Given task » Rewrite every entry from the one containing "woman-portrait-avatar-icon[interactable] [29,1173,135,1279]" down to the one containing "message-text: 她洗澡去了 [196,290,402,335]", changing each "message-text" to "chat-text" and leaving everything else as it is.

Listed entries »

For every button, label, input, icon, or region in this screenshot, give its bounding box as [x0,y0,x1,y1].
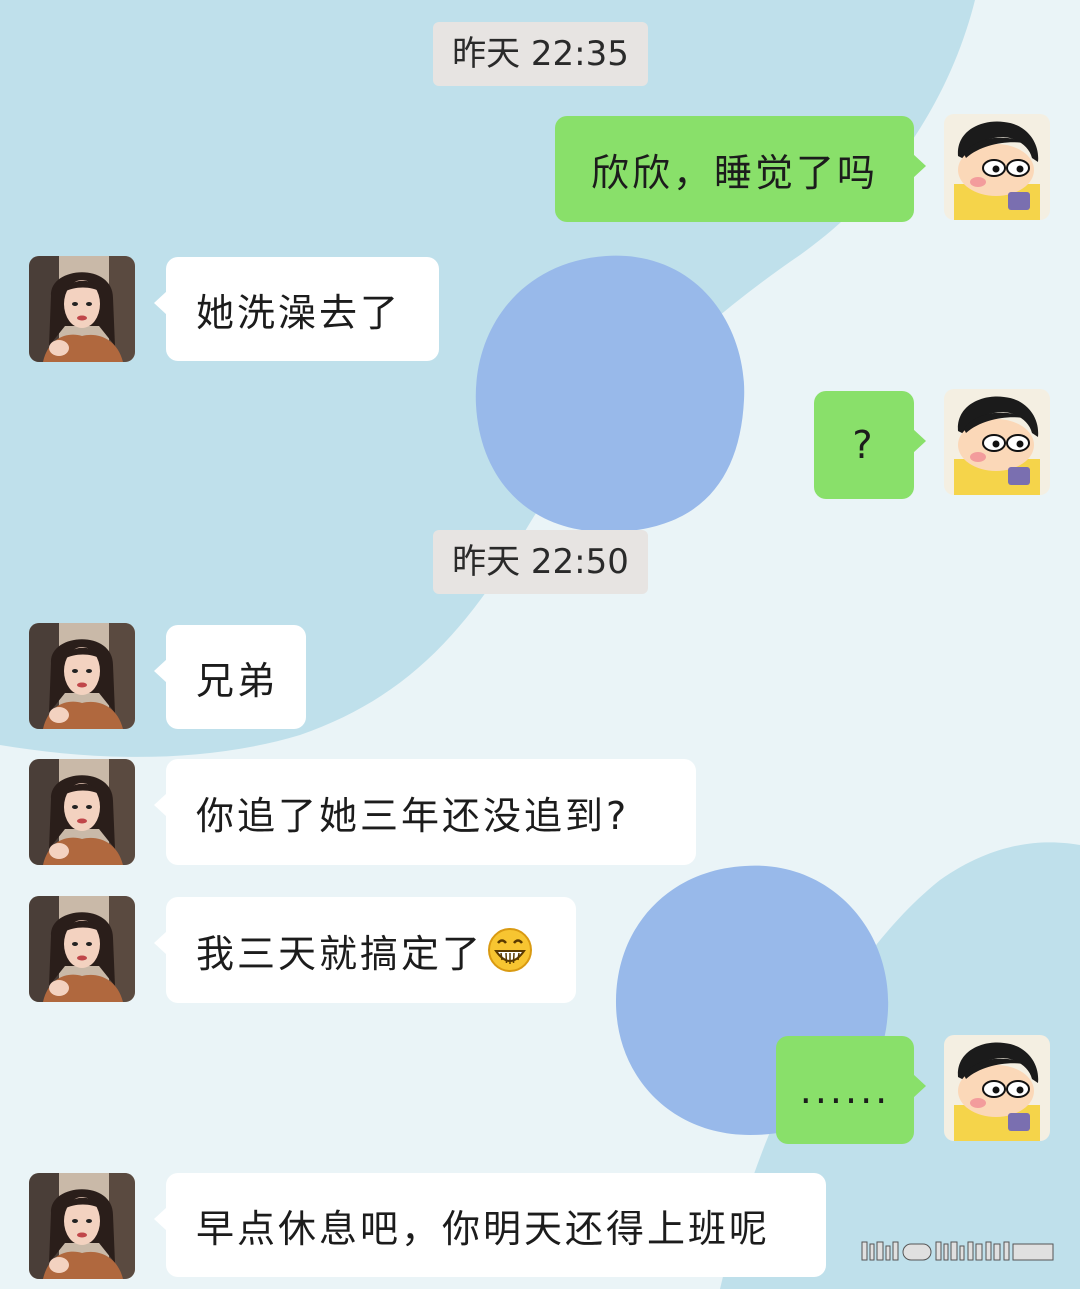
woman-portrait-avatar-icon[interactable] [29,1173,135,1279]
watermark-graphic [861,1241,1054,1261]
message-text: 你追了她三年还没追到? [196,793,630,838]
cartoon-boy-avatar-icon[interactable] [944,389,1050,495]
message-text: 我三天就搞定了 [196,931,484,976]
timestamp: 昨天 22:35 [433,22,648,86]
message-text: 早点休息吧，你明天还得上班呢 [196,1206,771,1251]
incoming-message-bubble[interactable]: 她洗澡去了 [154,257,439,361]
message-text: 她洗澡去了 [196,290,402,335]
outgoing-message-bubble[interactable]: ...... [776,1036,926,1144]
message-text: ...... [799,1068,891,1112]
woman-portrait-avatar-icon[interactable] [29,759,135,865]
incoming-message-bubble[interactable]: 你追了她三年还没追到? [154,759,696,865]
message-text: 兄弟 [196,658,279,703]
cartoon-boy-avatar-icon[interactable] [944,114,1050,220]
woman-portrait-avatar-icon[interactable] [29,896,135,1002]
outgoing-message-bubble[interactable]: ? [814,391,926,499]
incoming-message-bubble[interactable]: 早点休息吧，你明天还得上班呢 [154,1173,826,1277]
cartoon-boy-avatar-icon[interactable] [944,1035,1050,1141]
outgoing-message-bubble[interactable]: 欣欣，睡觉了吗 [555,116,926,222]
incoming-message-bubble[interactable]: 兄弟 [154,625,306,729]
woman-portrait-avatar-icon[interactable] [29,623,135,729]
woman-portrait-avatar-icon[interactable] [29,256,135,362]
message-text: 欣欣，睡觉了吗 [590,150,878,195]
incoming-message-bubble[interactable]: 我三天就搞定了 [154,897,576,1003]
message-text: ? [852,423,876,467]
grinning-face-emoji [488,928,533,972]
timestamp: 昨天 22:50 [433,530,648,594]
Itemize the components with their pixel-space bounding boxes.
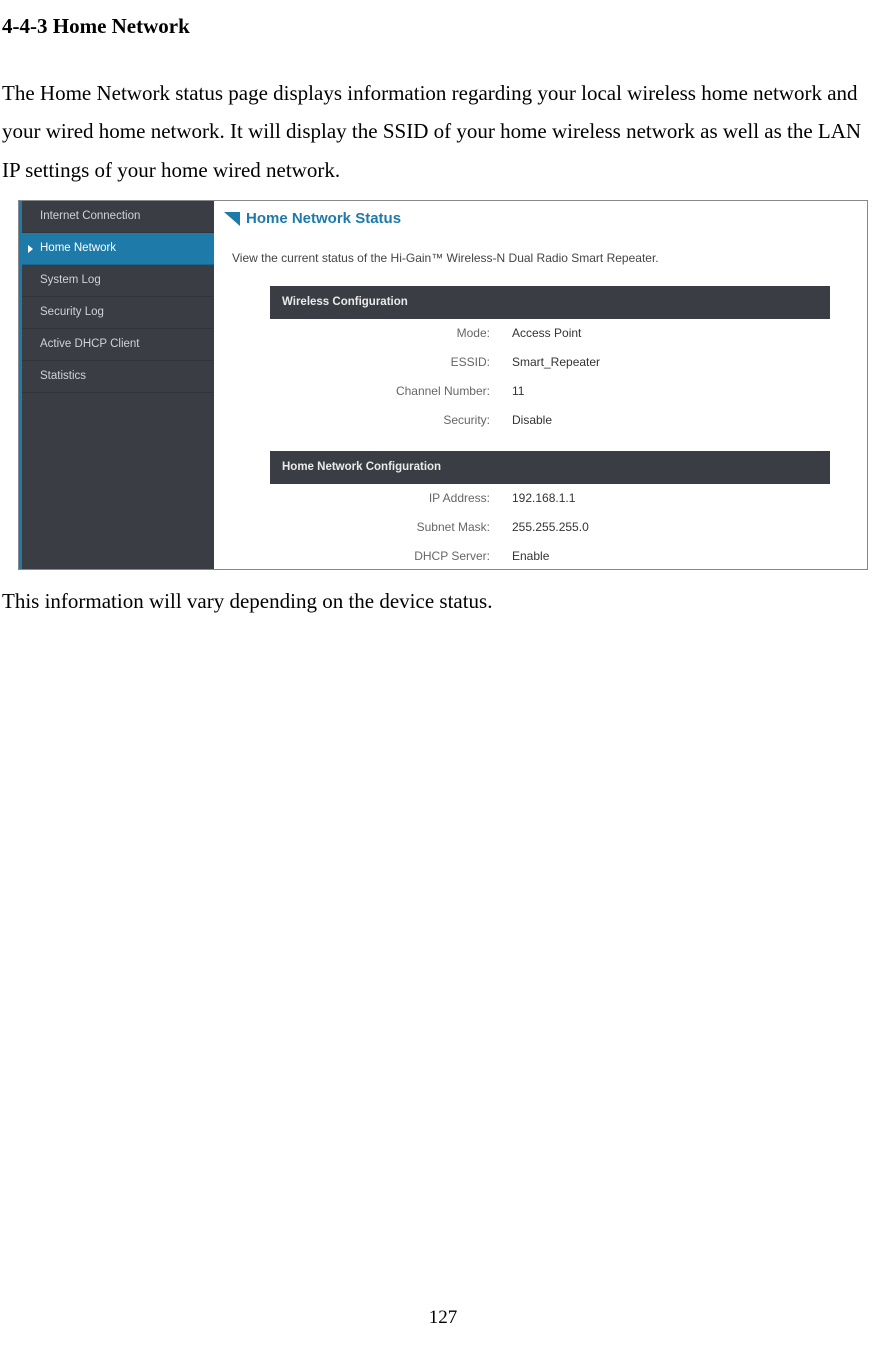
label-mode: Mode: (270, 319, 500, 348)
sidebar-item-label: Internet Connection (40, 207, 140, 225)
label-channel: Channel Number: (270, 377, 500, 406)
value-ip: 192.168.1.1 (500, 484, 830, 513)
row-ip: IP Address: 192.168.1.1 (270, 484, 830, 513)
sidebar-item-statistics[interactable]: Statistics (22, 361, 214, 393)
sidebar-item-label: System Log (40, 271, 101, 289)
wireless-config-header: Wireless Configuration (270, 286, 830, 318)
sidebar-item-home-network[interactable]: Home Network (22, 233, 214, 265)
row-dhcp: DHCP Server: Enable (270, 542, 830, 570)
value-dhcp: Enable (500, 542, 830, 570)
row-channel: Channel Number: 11 (270, 377, 830, 406)
label-security: Security: (270, 406, 500, 435)
value-channel: 11 (500, 377, 830, 406)
value-security: Disable (500, 406, 830, 435)
home-network-config-table: IP Address: 192.168.1.1 Subnet Mask: 255… (270, 484, 830, 570)
sidebar-nav: Internet Connection Home Network System … (19, 201, 214, 569)
wireless-config-table: Mode: Access Point ESSID: Smart_Repeater… (270, 319, 830, 436)
main-content: Home Network Status View the current sta… (214, 201, 867, 569)
label-mask: Subnet Mask: (270, 513, 500, 542)
sidebar-item-active-dhcp-client[interactable]: Active DHCP Client (22, 329, 214, 361)
row-mode: Mode: Access Point (270, 319, 830, 348)
home-network-config-panel: Home Network Configuration IP Address: 1… (270, 451, 830, 570)
value-mode: Access Point (500, 319, 830, 348)
page-arrow-icon (224, 212, 240, 226)
sidebar-item-security-log[interactable]: Security Log (22, 297, 214, 329)
sidebar-item-label: Statistics (40, 367, 86, 385)
value-mask: 255.255.255.0 (500, 513, 830, 542)
section-heading: 4-4-3 Home Network (2, 10, 886, 44)
router-admin-screenshot: Internet Connection Home Network System … (18, 200, 868, 570)
page-title: Home Network Status (246, 207, 401, 231)
value-essid: Smart_Repeater (500, 348, 830, 377)
sidebar-item-internet-connection[interactable]: Internet Connection (22, 201, 214, 233)
label-ip: IP Address: (270, 484, 500, 513)
sidebar-item-label: Active DHCP Client (40, 335, 140, 353)
outro-paragraph: This information will vary depending on … (2, 582, 884, 621)
sidebar-item-label: Home Network (40, 239, 116, 257)
row-essid: ESSID: Smart_Repeater (270, 348, 830, 377)
page-title-row: Home Network Status (224, 207, 849, 231)
row-security: Security: Disable (270, 406, 830, 435)
wireless-config-panel: Wireless Configuration Mode: Access Poin… (270, 286, 830, 435)
label-essid: ESSID: (270, 348, 500, 377)
sidebar-item-system-log[interactable]: System Log (22, 265, 214, 297)
page-subtitle: View the current status of the Hi-Gain™ … (232, 249, 849, 268)
sidebar-item-label: Security Log (40, 303, 104, 321)
intro-paragraph: The Home Network status page displays in… (2, 74, 884, 191)
page-number: 127 (0, 1303, 886, 1333)
row-mask: Subnet Mask: 255.255.255.0 (270, 513, 830, 542)
home-network-config-header: Home Network Configuration (270, 451, 830, 483)
label-dhcp: DHCP Server: (270, 542, 500, 570)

Answer in full »
woman-portrait-avatar-icon[interactable] [29,1173,135,1279]
watermark-graphic [861,1241,1054,1261]
chat-text: 你追了她三年还没追到? [196,793,630,838]
cartoon-boy-avatar-icon[interactable] [944,389,1050,495]
chat-text: 我三天就搞定了 [196,931,484,976]
timestamp: 昨天 22:35 [433,22,648,86]
chat-text: 早点休息吧，你明天还得上班呢 [196,1206,771,1251]
incoming-message-bubble[interactable]: 她洗澡去了 [154,257,439,361]
chat-text: 她洗澡去了 [196,290,402,335]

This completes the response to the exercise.